**WHAT IS EXPECTED:** Write out the material exactly. Do not include the pictures.

+ + +

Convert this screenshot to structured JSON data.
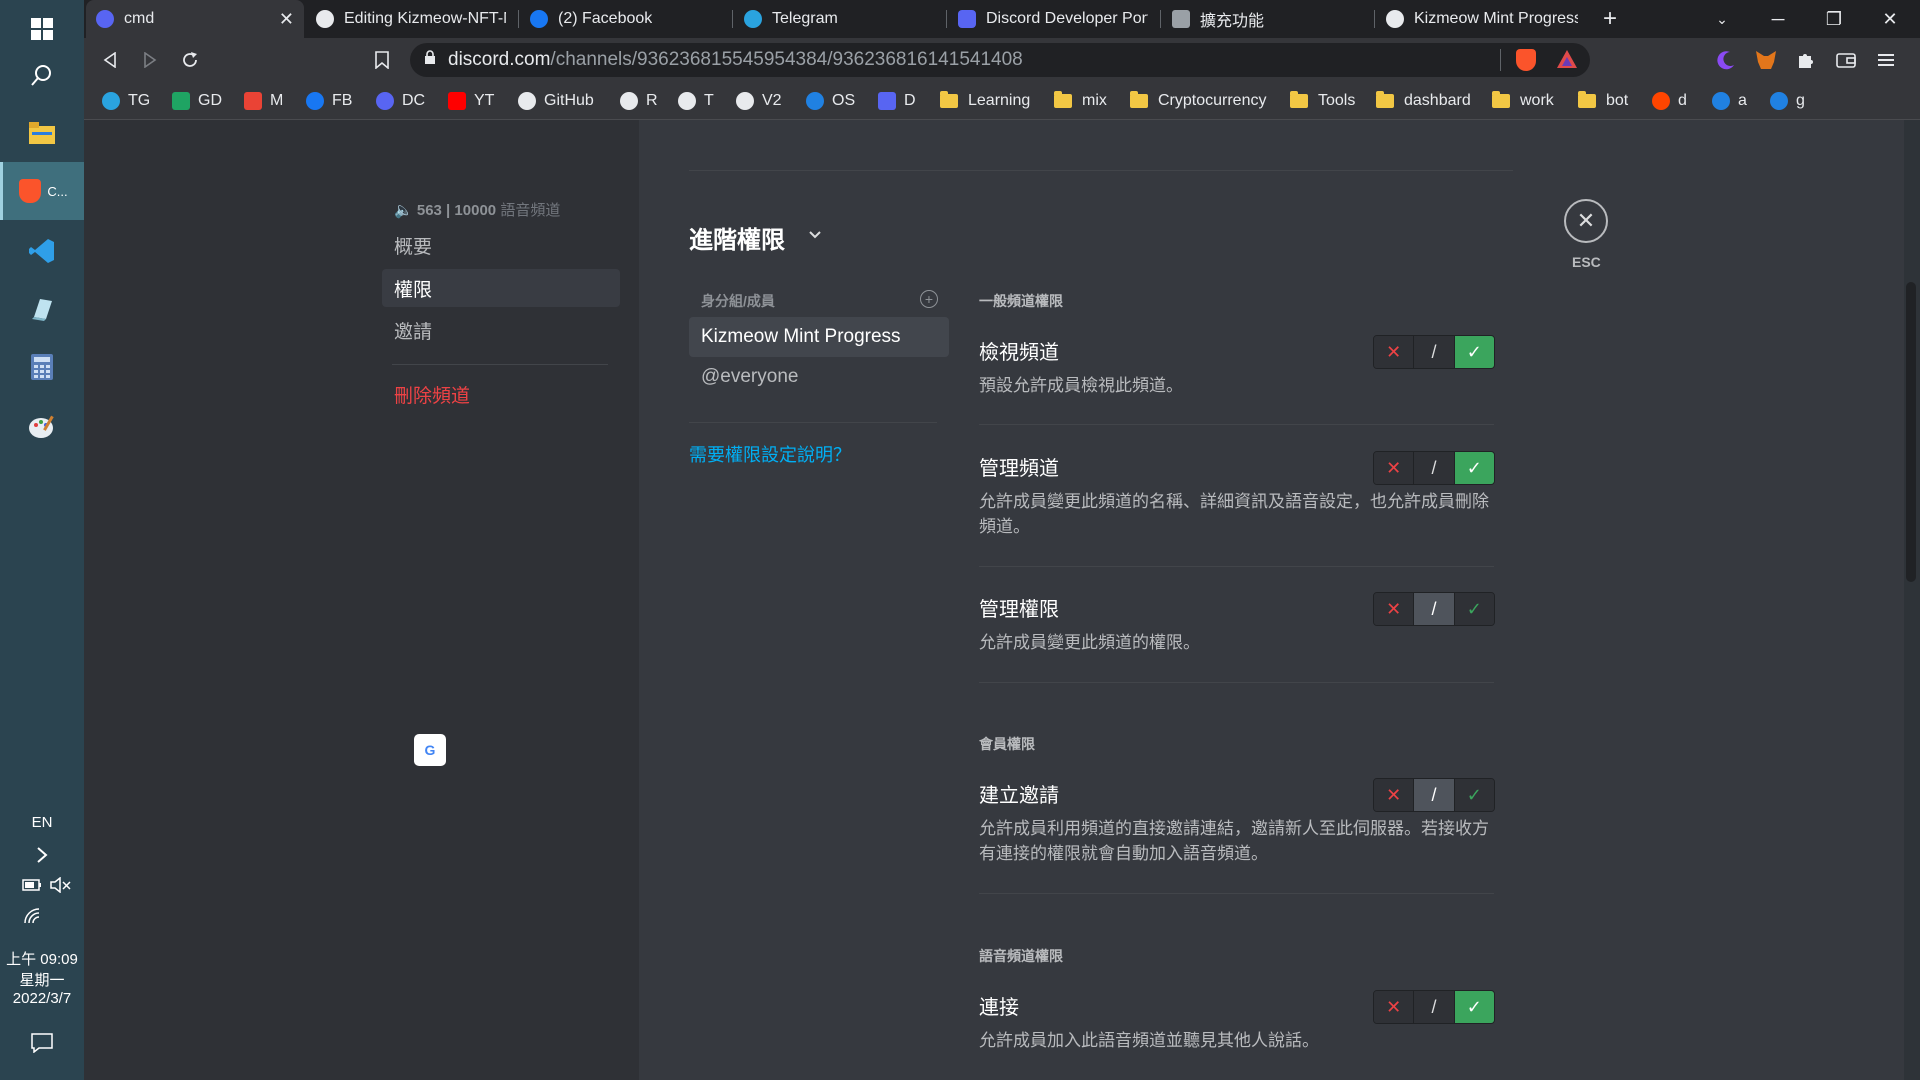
{
  "taskbar": {
    "active_label": "C...",
    "lang": "EN",
    "time": "上午 09:09",
    "weekday": "星期一",
    "date": "2022/3/7"
  },
  "browser": {
    "tabs": [
      {
        "label": "cmd",
        "active": true
      },
      {
        "label": "Editing Kizmeow-NFT-M"
      },
      {
        "label": "(2) Facebook"
      },
      {
        "label": "Telegram"
      },
      {
        "label": "Discord Developer Porta"
      },
      {
        "label": "擴充功能"
      },
      {
        "label": "Kizmeow Mint Progress"
      }
    ],
    "url_host": "discord.com",
    "url_path": "/channels/936236815545954384/936236816141541408",
    "bookmarks": [
      "TG",
      "GD",
      "M",
      "FB",
      "DC",
      "YT",
      "GitHub",
      "R",
      "T",
      "V2",
      "OS",
      "D",
      "Learning",
      "mix",
      "Cryptocurrency",
      "Tools",
      "dashbard",
      "work",
      "bot",
      "d",
      "a",
      "g"
    ]
  },
  "sidebar": {
    "channel_header_count": "563 | 10000",
    "channel_header_suffix": "語音頻道",
    "items": [
      {
        "label": "概要"
      },
      {
        "label": "權限",
        "selected": true
      },
      {
        "label": "邀請"
      }
    ],
    "delete_label": "刪除頻道"
  },
  "main": {
    "title": "進階權限",
    "roles_header": "身分組/成員",
    "roles": [
      "Kizmeow Mint Progress",
      "@everyone"
    ],
    "help_link": "需要權限設定說明？",
    "esc_label": "ESC",
    "sections": [
      {
        "header": "一般頻道權限",
        "perms": [
          {
            "name": "檢視頻道",
            "desc": "預設允許成員檢視此頻道。",
            "state": "allow"
          },
          {
            "name": "管理頻道",
            "desc": "允許成員變更此頻道的名稱、詳細資訊及語音設定，也允許成員刪除頻道。",
            "state": "allow"
          },
          {
            "name": "管理權限",
            "desc": "允許成員變更此頻道的權限。",
            "state": "neutral"
          }
        ]
      },
      {
        "header": "會員權限",
        "perms": [
          {
            "name": "建立邀請",
            "desc": "允許成員利用頻道的直接邀請連結，邀請新人至此伺服器。若接收方有連接的權限就會自動加入語音頻道。",
            "state": "neutral"
          }
        ]
      },
      {
        "header": "語音頻道權限",
        "perms": [
          {
            "name": "連接",
            "desc": "允許成員加入此語音頻道並聽見其他人說話。",
            "state": "allow"
          }
        ]
      }
    ],
    "toggle_glyphs": {
      "deny": "✕",
      "neutral": "/",
      "allow": "✓"
    }
  },
  "colors": {
    "accent_link": "#00aff4",
    "danger": "#ed4245",
    "allow": "#3ba55d"
  }
}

+ + +

**COMPLETED EXERCISE:**
Convert this screenshot to structured JSON data.
{
  "taskbar": {
    "active_label": "C...",
    "lang": "EN",
    "time": "上午 09:09",
    "weekday": "星期一",
    "date": "2022/3/7"
  },
  "browser": {
    "tabs": [
      {
        "label": "cmd",
        "active": true
      },
      {
        "label": "Editing Kizmeow-NFT-M"
      },
      {
        "label": "(2) Facebook"
      },
      {
        "label": "Telegram"
      },
      {
        "label": "Discord Developer Porta"
      },
      {
        "label": "擴充功能"
      },
      {
        "label": "Kizmeow Mint Progress"
      }
    ],
    "url_host": "discord.com",
    "url_path": "/channels/936236815545954384/936236816141541408",
    "bookmarks": [
      "TG",
      "GD",
      "M",
      "FB",
      "DC",
      "YT",
      "GitHub",
      "R",
      "T",
      "V2",
      "OS",
      "D",
      "Learning",
      "mix",
      "Cryptocurrency",
      "Tools",
      "dashbard",
      "work",
      "bot",
      "d",
      "a",
      "g"
    ]
  },
  "sidebar": {
    "channel_header_count": "563 | 10000",
    "channel_header_suffix": "語音頻道",
    "items": [
      {
        "label": "概要"
      },
      {
        "label": "權限",
        "selected": true
      },
      {
        "label": "邀請"
      }
    ],
    "delete_label": "刪除頻道"
  },
  "main": {
    "title": "進階權限",
    "roles_header": "身分組/成員",
    "roles": [
      "Kizmeow Mint Progress",
      "@everyone"
    ],
    "help_link": "需要權限設定說明？",
    "esc_label": "ESC",
    "sections": [
      {
        "header": "一般頻道權限",
        "perms": [
          {
            "name": "檢視頻道",
            "desc": "預設允許成員檢視此頻道。",
            "state": "allow"
          },
          {
            "name": "管理頻道",
            "desc": "允許成員變更此頻道的名稱、詳細資訊及語音設定，也允許成員刪除頻道。",
            "state": "allow"
          },
          {
            "name": "管理權限",
            "desc": "允許成員變更此頻道的權限。",
            "state": "neutral"
          }
        ]
      },
      {
        "header": "會員權限",
        "perms": [
          {
            "name": "建立邀請",
            "desc": "允許成員利用頻道的直接邀請連結，邀請新人至此伺服器。若接收方有連接的權限就會自動加入語音頻道。",
            "state": "neutral"
          }
        ]
      },
      {
        "header": "語音頻道權限",
        "perms": [
          {
            "name": "連接",
            "desc": "允許成員加入此語音頻道並聽見其他人說話。",
            "state": "allow"
          }
        ]
      }
    ],
    "toggle_glyphs": {
      "deny": "✕",
      "neutral": "/",
      "allow": "✓"
    }
  },
  "colors": {
    "accent_link": "#00aff4",
    "danger": "#ed4245",
    "allow": "#3ba55d"
  }
}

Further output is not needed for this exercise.